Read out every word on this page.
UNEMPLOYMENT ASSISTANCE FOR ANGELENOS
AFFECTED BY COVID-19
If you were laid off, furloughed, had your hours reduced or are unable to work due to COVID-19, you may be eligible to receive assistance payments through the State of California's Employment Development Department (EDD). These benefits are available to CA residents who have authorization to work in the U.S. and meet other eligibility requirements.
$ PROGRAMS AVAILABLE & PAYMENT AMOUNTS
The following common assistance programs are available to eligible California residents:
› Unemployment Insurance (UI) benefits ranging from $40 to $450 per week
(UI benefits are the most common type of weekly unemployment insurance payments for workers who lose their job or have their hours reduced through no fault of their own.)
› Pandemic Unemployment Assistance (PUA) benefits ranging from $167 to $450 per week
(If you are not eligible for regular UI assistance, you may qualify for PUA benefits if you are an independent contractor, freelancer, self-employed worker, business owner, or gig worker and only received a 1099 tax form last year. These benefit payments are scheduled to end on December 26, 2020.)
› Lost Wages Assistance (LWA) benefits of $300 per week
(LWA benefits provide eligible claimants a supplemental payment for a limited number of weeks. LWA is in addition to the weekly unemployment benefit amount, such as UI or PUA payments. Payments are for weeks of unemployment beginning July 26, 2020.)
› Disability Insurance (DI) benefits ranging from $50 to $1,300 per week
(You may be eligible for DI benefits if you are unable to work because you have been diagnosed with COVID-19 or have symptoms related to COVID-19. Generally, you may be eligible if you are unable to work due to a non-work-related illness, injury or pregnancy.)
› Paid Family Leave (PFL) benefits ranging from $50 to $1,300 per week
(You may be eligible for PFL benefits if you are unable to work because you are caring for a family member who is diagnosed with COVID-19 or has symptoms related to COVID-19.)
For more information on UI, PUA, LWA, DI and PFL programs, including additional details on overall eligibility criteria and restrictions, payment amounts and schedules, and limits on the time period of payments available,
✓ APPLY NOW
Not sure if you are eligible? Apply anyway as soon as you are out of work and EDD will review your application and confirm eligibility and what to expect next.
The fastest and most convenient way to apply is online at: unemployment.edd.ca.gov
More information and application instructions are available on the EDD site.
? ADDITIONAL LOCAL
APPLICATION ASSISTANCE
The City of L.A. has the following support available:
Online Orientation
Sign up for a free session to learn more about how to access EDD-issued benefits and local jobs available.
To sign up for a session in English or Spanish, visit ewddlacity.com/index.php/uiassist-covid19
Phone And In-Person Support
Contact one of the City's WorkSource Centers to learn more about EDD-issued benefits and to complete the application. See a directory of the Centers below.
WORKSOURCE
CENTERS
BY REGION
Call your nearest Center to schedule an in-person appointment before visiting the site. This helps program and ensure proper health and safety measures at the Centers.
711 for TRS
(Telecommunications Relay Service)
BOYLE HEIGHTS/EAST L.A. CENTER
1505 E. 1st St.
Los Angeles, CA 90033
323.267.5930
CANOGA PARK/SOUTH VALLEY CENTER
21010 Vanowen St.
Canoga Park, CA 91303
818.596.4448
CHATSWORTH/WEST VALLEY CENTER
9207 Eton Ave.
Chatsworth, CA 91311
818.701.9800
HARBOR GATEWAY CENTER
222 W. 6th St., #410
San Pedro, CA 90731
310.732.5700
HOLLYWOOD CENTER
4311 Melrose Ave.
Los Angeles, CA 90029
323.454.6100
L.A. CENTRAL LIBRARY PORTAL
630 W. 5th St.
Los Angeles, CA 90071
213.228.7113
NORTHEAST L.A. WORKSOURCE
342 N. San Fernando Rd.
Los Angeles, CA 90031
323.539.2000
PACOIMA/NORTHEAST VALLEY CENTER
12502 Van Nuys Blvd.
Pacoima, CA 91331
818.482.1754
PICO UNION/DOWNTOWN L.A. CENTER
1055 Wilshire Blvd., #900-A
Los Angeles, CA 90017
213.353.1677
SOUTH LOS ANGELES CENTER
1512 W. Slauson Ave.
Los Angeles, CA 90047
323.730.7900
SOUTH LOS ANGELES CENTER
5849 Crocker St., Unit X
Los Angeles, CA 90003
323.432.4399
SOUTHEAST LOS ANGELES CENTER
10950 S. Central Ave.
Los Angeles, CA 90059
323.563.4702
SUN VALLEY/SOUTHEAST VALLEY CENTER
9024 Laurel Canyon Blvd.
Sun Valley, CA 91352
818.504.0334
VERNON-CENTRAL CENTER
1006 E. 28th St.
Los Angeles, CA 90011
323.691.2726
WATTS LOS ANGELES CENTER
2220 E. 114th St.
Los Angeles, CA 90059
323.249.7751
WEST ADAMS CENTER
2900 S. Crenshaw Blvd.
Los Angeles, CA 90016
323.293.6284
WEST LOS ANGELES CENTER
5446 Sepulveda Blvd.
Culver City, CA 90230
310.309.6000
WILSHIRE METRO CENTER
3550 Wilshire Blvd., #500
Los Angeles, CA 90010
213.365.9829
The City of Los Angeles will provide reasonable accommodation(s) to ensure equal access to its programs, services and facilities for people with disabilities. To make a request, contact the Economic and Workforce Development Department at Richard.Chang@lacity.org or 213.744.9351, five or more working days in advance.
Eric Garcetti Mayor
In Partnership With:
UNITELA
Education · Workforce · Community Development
○ ○ ○ ○ ○ ○ ○
● GIVEN EXERCISE:
Return all of the data word for word.

● FULL ANSWER:
Read out every word on this page.
UNEMPLOYMENT ASSISTANCE FOR ANGELENOS
AFFECTED BY COVID-19
If you were laid off, furloughed, had your hours reduced or are unable to work due to COVID-19, you may be eligible to receive assistance payments through the State of California's Employment Development Department (EDD). These benefits are available to CA residents who have authorization to work in the U.S. and meet other eligibility requirements.
$ PROGRAMS AVAILABLE & PAYMENT AMOUNTS
The following common assistance programs are available to eligible California residents:
› Unemployment Insurance (UI) benefits ranging from $40 to $450 per week
(UI benefits are the most common type of weekly unemployment insurance payments for workers who lose their job or have their hours reduced through no fault of their own.)
› Pandemic Unemployment Assistance (PUA) benefits ranging from $167 to $450 per week
(If you are not eligible for regular UI assistance, you may qualify for PUA benefits if you are an independent contractor, freelancer, self-employed worker, business owner, or gig worker and only received a 1099 tax form last year. These benefit payments are scheduled to end on December 26, 2020.)
› Lost Wages Assistance (LWA) benefits of $300 per week
(LWA benefits provide eligible claimants a supplemental payment for a limited number of weeks. LWA is in addition to the weekly unemployment benefit amount, such as UI or PUA payments. Payments are for weeks of unemployment beginning July 26, 2020.)
› Disability Insurance (DI) benefits ranging from $50 to $1,300 per week
(You may be eligible for DI benefits if you are unable to work because you have been diagnosed with COVID-19 or have symptoms related to COVID-19. Generally, you may be eligible if you are unable to work due to a non-work-related illness, injury or pregnancy.)
› Paid Family Leave (PFL) benefits ranging from $50 to $1,300 per week
(You may be eligible for PFL benefits if you are unable to work because you are caring for a family member who is diagnosed with COVID-19 or has symptoms related to COVID-19.)
For more information on UI, PUA, LWA, DI and PFL programs, including additional details on overall eligibility criteria and restrictions, payment amounts and schedules, and limits on the time period of payments available,
✓ APPLY NOW
Not sure if you are eligible? Apply anyway as soon as you are out of work and EDD will review your application and confirm eligibility and what to expect next.
The fastest and most convenient way to apply is online at: unemployment.edd.ca.gov
More information and application instructions are available on the EDD site.
? ADDITIONAL LOCAL
APPLICATION ASSISTANCE
The City of L.A. has the following support available:
Online Orientation
Sign up for a free session to learn more about how to access EDD-issued benefits and local jobs available.
To sign up for a session in English or Spanish, visit ewddlacity.com/index.php/uiassist-covid19
Phone And In-Person Support
Contact one of the City's WorkSource Centers to learn more about EDD-issued benefits and to complete the application. See a directory of the Centers below.
WORKSOURCE
CENTERS
BY REGION
Call your nearest Center to schedule an in-person appointment before visiting the site. This helps program and ensure proper health and safety measures at the Centers.
711 for TRS
(Telecommunications Relay Service)
BOYLE HEIGHTS/EAST L.A. CENTER
1505 E. 1st St.
Los Angeles, CA 90033
323.267.5930
CANOGA PARK/SOUTH VALLEY CENTER
21010 Vanowen St.
Canoga Park, CA 91303
818.596.4448
CHATSWORTH/WEST VALLEY CENTER
9207 Eton Ave.
Chatsworth, CA 91311
818.701.9800
HARBOR GATEWAY CENTER
222 W. 6th St., #410
San Pedro, CA 90731
310.732.5700
HOLLYWOOD CENTER
4311 Melrose Ave.
Los Angeles, CA 90029
323.454.6100
L.A. CENTRAL LIBRARY PORTAL
630 W. 5th St.
Los Angeles, CA 90071
213.228.7113
NORTHEAST L.A. WORKSOURCE
342 N. San Fernando Rd.
Los Angeles, CA 90031
323.539.2000
PACOIMA/NORTHEAST VALLEY CENTER
12502 Van Nuys Blvd.
Pacoima, CA 91331
818.482.1754
PICO UNION/DOWNTOWN L.A. CENTER
1055 Wilshire Blvd., #900-A
Los Angeles, CA 90017
213.353.1677
SOUTH LOS ANGELES CENTER
1512 W. Slauson Ave.
Los Angeles, CA 90047
323.730.7900
SOUTH LOS ANGELES CENTER
5849 Crocker St., Unit X
Los Angeles, CA 90003
323.432.4399
SOUTHEAST LOS ANGELES CENTER
10950 S. Central Ave.
Los Angeles, CA 90059
323.563.4702
SUN VALLEY/SOUTHEAST VALLEY CENTER
9024 Laurel Canyon Blvd.
Sun Valley, CA 91352
818.504.0334
VERNON-CENTRAL CENTER
1006 E. 28th St.
Los Angeles, CA 90011
323.691.2726
WATTS LOS ANGELES CENTER
2220 E. 114th St.
Los Angeles, CA 90059
323.249.7751
WEST ADAMS CENTER
2900 S. Crenshaw Blvd.
Los Angeles, CA 90016
323.293.6284
WEST LOS ANGELES CENTER
5446 Sepulveda Blvd.
Culver City, CA 90230
310.309.6000
WILSHIRE METRO CENTER
3550 Wilshire Blvd., #500
Los Angeles, CA 90010
213.365.9829
The City of Los Angeles will provide reasonable accommodation(s) to ensure equal access to its programs, services and facilities for people with disabilities. To make a request, contact the Economic and Workforce Development Department at Richard.Chang@lacity.org or 213.744.9351, five or more working days in advance.
Eric Garcetti Mayor
In Partnership With:
UNITELA
Education · Workforce · Community Development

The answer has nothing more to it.